What needs to be done - Your task is to copy every line of the records below that contains "Internet".

Records supplied -
^^^^

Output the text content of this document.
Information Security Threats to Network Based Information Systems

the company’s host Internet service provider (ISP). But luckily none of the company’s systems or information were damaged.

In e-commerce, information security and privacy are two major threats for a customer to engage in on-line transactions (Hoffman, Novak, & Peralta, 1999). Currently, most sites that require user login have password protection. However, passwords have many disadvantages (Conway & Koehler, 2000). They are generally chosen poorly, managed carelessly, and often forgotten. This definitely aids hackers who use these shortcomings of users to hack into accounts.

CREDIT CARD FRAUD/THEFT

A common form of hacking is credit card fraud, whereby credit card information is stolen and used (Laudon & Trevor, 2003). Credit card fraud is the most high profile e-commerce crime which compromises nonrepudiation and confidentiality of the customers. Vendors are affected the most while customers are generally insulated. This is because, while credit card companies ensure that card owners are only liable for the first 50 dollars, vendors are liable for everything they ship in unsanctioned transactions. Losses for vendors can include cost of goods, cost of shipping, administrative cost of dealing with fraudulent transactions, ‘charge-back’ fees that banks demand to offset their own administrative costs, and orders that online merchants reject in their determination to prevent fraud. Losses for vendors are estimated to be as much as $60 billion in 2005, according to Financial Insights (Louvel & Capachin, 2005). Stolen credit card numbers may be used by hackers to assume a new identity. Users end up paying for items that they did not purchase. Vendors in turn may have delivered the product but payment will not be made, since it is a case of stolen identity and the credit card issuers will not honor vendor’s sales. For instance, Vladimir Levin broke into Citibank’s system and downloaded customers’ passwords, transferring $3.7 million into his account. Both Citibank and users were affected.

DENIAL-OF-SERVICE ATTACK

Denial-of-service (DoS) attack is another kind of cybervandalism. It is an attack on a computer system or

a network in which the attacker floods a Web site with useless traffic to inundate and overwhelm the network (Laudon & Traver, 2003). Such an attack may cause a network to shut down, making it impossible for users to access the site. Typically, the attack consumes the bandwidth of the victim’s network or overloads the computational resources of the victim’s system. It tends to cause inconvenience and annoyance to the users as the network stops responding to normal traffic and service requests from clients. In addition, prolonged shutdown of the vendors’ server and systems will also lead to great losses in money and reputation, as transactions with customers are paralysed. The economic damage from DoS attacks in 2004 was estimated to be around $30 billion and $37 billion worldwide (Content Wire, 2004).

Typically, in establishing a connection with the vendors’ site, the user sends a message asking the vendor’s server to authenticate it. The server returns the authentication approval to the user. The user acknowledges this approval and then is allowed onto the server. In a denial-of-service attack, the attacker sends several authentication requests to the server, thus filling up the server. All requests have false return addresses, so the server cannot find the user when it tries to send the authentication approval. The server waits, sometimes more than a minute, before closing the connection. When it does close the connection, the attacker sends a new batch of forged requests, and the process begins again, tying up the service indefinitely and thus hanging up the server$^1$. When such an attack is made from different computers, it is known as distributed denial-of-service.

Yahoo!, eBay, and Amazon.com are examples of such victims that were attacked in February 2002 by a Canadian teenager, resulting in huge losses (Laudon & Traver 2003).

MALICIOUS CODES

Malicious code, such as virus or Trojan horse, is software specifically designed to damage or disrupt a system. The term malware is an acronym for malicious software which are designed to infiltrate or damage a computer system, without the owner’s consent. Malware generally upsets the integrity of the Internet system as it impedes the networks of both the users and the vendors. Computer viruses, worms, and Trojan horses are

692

^^^^

Your solution -
the company’s host Internet service provider (ISP). But luckily none of the company’s systems or information were damaged.
Malicious code, such as virus or Trojan horse, is software specifically designed to damage or disrupt a system. The term malware is an acronym for malicious software which are designed to infiltrate or damage a computer system, without the owner’s consent. Malware generally upsets the integrity of the Internet system as it impedes the networks of both the users and the vendors. Computer viruses, worms, and Trojan horses are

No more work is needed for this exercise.